Instructions for the task >>
Identify every line in the records below that contains the word "other", and copy each of those lines.
___ Records to use ___
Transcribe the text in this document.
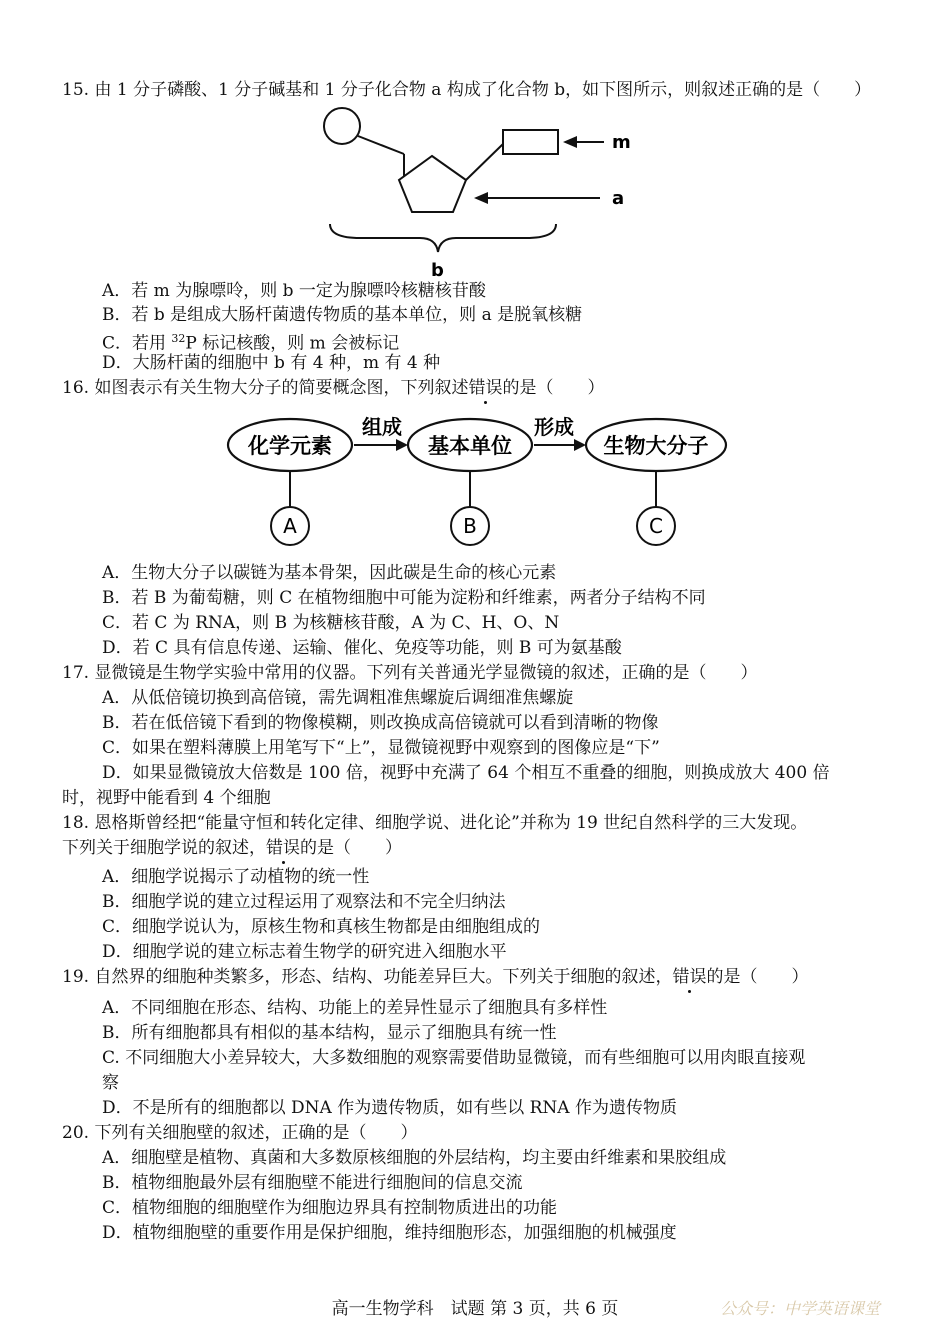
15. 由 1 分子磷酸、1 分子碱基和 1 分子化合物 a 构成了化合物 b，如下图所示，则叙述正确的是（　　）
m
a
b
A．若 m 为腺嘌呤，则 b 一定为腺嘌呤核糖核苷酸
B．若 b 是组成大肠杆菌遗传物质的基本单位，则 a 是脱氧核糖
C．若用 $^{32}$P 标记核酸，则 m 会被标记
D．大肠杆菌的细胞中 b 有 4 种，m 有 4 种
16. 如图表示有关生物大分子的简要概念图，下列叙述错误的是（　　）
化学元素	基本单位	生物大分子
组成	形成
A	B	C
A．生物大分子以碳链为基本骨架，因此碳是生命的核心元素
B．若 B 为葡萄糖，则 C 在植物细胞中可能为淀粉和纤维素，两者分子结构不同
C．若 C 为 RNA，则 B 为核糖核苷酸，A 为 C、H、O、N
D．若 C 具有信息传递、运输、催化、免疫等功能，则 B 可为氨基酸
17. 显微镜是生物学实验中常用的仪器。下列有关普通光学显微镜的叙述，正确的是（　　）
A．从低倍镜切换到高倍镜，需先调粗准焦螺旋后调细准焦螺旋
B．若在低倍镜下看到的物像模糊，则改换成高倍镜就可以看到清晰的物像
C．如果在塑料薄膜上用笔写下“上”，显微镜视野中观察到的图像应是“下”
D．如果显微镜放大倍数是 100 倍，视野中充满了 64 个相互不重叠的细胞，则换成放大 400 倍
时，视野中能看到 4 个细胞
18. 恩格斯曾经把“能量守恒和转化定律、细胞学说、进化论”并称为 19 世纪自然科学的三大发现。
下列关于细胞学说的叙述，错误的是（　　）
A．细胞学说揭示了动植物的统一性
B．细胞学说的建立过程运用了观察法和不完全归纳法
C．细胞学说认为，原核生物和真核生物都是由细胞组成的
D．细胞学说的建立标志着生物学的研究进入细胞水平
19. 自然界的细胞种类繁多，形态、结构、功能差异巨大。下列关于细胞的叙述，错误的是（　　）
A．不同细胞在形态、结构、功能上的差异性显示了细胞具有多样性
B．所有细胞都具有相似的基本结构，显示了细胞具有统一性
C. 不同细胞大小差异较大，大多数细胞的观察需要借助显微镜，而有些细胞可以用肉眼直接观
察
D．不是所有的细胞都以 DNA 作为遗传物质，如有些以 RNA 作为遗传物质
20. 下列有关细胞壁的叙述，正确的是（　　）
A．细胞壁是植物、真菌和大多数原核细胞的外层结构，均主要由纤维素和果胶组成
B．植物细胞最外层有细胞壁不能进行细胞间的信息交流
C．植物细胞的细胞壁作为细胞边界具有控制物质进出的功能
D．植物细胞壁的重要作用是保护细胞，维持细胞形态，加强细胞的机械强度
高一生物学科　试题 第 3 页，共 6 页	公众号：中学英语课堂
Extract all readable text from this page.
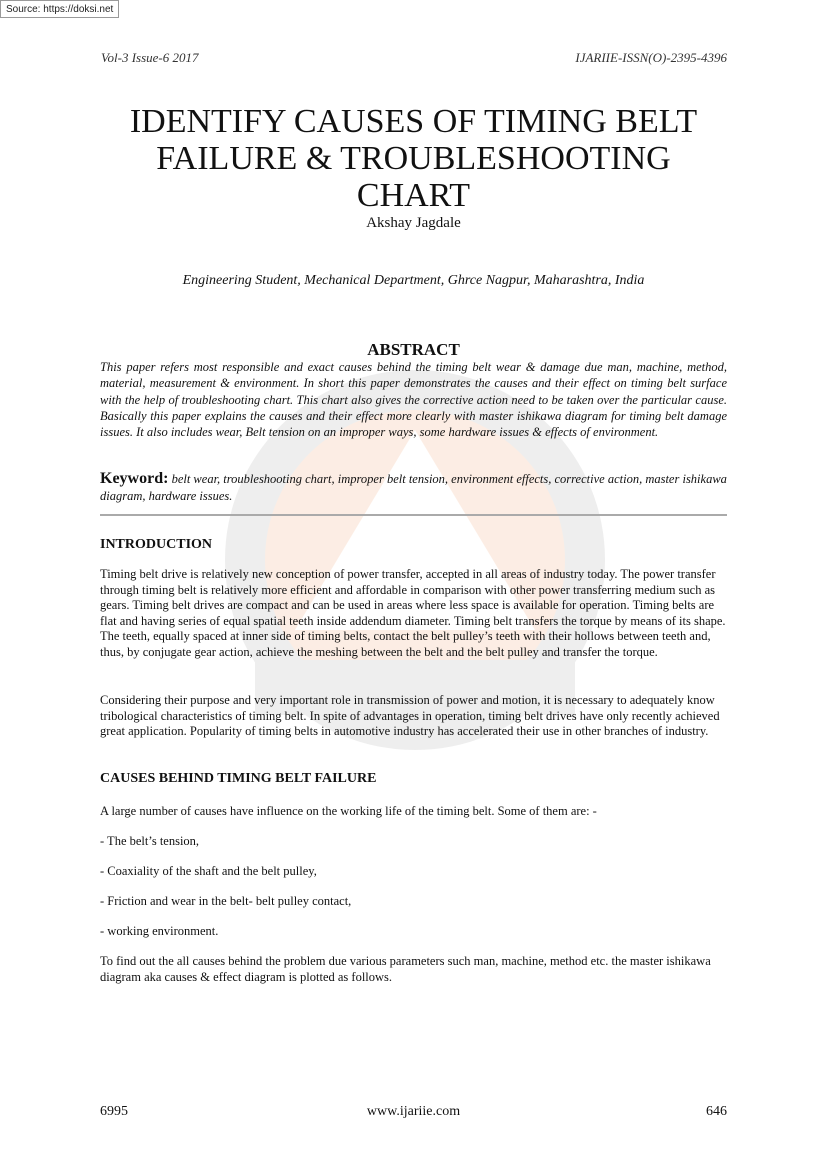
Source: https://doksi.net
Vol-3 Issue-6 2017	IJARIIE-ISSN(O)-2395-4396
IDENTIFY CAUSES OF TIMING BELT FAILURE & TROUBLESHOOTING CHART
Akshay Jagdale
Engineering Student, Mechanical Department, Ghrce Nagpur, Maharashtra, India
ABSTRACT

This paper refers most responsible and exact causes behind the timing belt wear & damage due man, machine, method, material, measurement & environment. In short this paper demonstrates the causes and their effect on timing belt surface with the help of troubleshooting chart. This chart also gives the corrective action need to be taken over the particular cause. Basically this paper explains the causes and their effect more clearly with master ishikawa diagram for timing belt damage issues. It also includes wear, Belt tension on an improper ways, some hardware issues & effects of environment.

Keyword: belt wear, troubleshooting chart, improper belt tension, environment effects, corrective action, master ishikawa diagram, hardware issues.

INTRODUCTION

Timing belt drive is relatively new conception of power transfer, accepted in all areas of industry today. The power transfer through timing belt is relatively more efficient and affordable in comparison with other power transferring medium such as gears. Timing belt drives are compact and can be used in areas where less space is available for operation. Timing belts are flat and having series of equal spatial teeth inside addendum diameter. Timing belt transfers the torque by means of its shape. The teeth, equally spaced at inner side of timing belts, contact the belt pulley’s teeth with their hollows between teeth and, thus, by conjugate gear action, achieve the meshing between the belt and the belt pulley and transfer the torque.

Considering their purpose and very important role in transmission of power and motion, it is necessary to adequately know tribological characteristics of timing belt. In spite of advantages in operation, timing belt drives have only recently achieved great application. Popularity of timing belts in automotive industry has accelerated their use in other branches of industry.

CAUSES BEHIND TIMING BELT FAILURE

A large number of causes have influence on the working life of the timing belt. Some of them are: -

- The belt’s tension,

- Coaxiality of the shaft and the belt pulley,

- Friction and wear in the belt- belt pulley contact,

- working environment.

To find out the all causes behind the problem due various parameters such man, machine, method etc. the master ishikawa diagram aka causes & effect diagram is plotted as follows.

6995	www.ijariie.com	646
___
___ Records to use ___
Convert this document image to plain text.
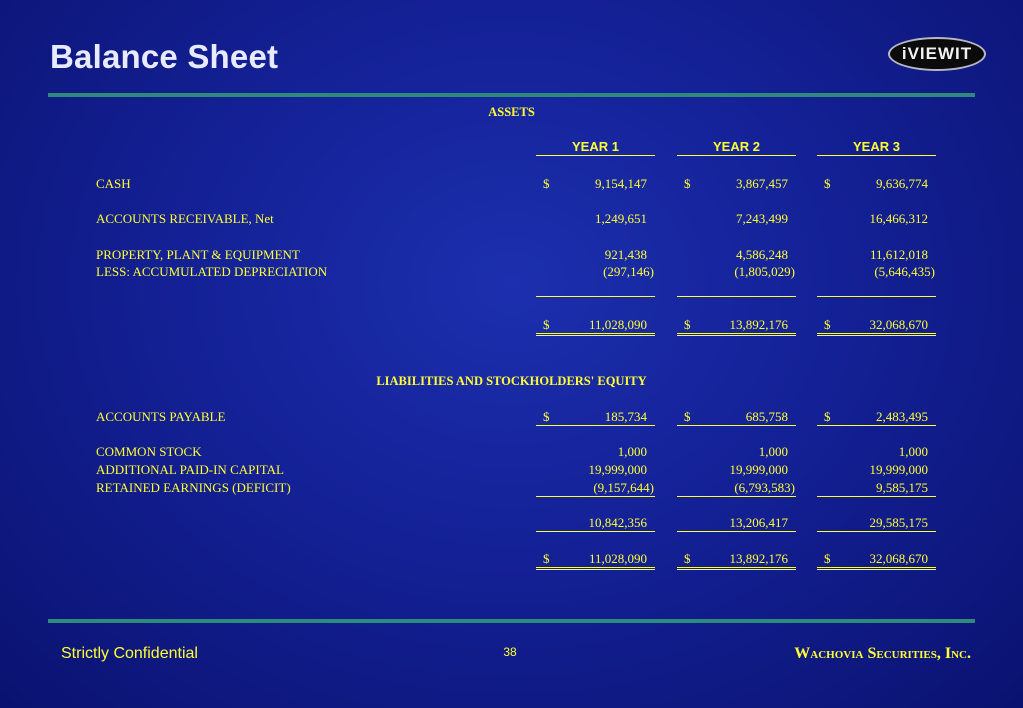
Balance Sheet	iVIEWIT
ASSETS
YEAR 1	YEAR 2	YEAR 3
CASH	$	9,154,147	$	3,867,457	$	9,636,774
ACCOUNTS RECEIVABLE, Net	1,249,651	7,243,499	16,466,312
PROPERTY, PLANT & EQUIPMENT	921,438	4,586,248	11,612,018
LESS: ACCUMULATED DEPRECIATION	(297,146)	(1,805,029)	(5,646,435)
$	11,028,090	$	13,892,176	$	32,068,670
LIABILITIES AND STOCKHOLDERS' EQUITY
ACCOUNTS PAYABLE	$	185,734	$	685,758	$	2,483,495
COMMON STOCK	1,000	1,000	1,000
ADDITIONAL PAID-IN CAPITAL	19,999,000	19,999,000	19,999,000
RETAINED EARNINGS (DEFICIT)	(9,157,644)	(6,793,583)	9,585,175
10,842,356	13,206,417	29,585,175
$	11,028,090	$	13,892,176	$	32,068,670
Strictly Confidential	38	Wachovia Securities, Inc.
___
Exercise result >>
Timing belt drive is relatively new conception of power transfer, accepted in all areas of industry today. The power transfer through timing belt is relatively more efficient and affordable in comparison with other power transferring medium such as gears. Timing belt drives are compact and can be used in areas where less space is available for operation. Timing belts are flat and having series of equal spatial teeth inside addendum diameter. Timing belt transfers the torque by means of its shape. The teeth, equally spaced at inner side of timing belts, contact the belt pulley’s teeth with their hollows between teeth and, thus, by conjugate gear action, achieve the meshing between the belt and the belt pulley and transfer the torque.
Considering their purpose and very important role in transmission of power and motion, it is necessary to adequately know tribological characteristics of timing belt. In spite of advantages in operation, timing belt drives have only recently achieved great application. Popularity of timing belts in automotive industry has accelerated their use in other branches of industry.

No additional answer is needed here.